• _Problem to work on_:
Give the data below again exactly as it stands. Omit the pictures.

════════════════════

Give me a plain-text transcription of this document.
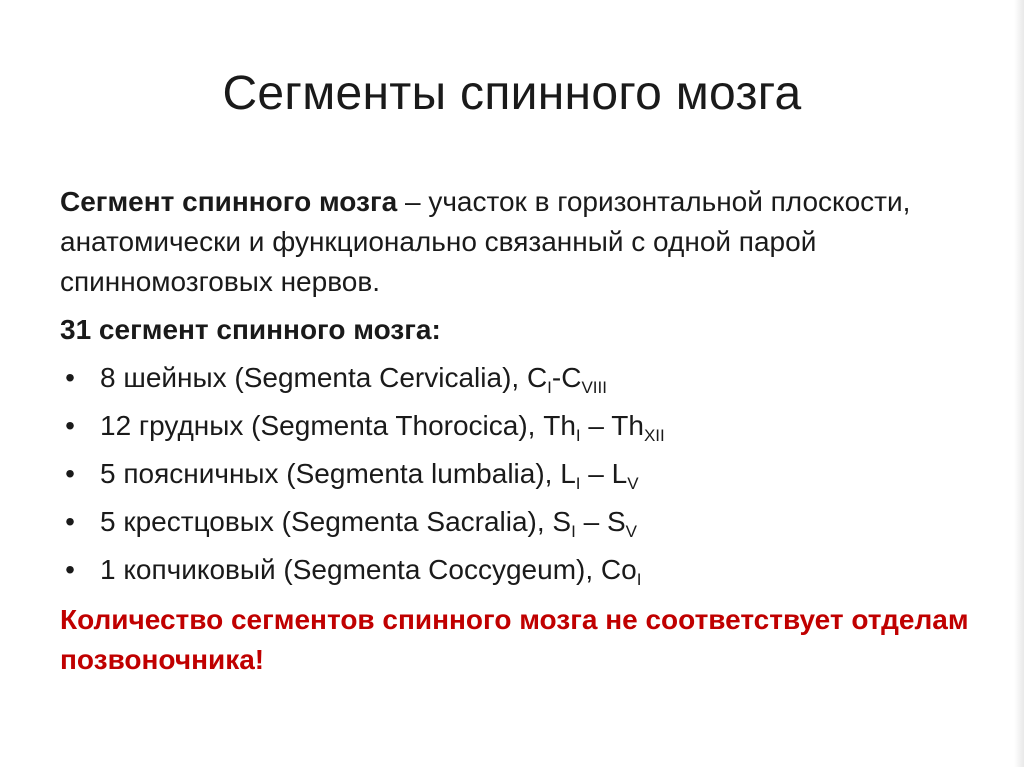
Сегменты спинного мозга

Сегмент спинного мозга – участок в горизонтальной плоскости, анатомически и функционально связанный с одной парой спинномозговых нервов.

31 сегмент спинного мозга:

• 8 шейных (Segmenta Cervicalia), $C_I-C_{VIII}$
• 12 грудных (Segmenta Thorocica), $Th_I - Th_{XII}$
• 5 поясничных (Segmenta lumbalia), $L_I - L_V$
• 5 крестцовых (Segmenta Sacralia), $S_I - S_V$
• 1 копчиковый (Segmenta Coccygeum), $Co_I$

Количество сегментов спинного мозга не соответствует отделам позвоночника!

════════════════════

• _Solution_:
Give me a plain-text transcription of this document.
Сегменты спинного мозга

Сегмент спинного мозга – участок в горизонтальной плоскости, анатомически и функционально связанный с одной парой спинномозговых нервов.

31 сегмент спинного мозга:

• 8 шейных (Segmenta Cervicalia), $C_I-C_{VIII}$
• 12 грудных (Segmenta Thorocica), $Th_I - Th_{XII}$
• 5 поясничных (Segmenta lumbalia), $L_I - L_V$
• 5 крестцовых (Segmenta Sacralia), $S_I - S_V$
• 1 копчиковый (Segmenta Coccygeum), $Co_I$

Количество сегментов спинного мозга не соответствует отделам позвоночника!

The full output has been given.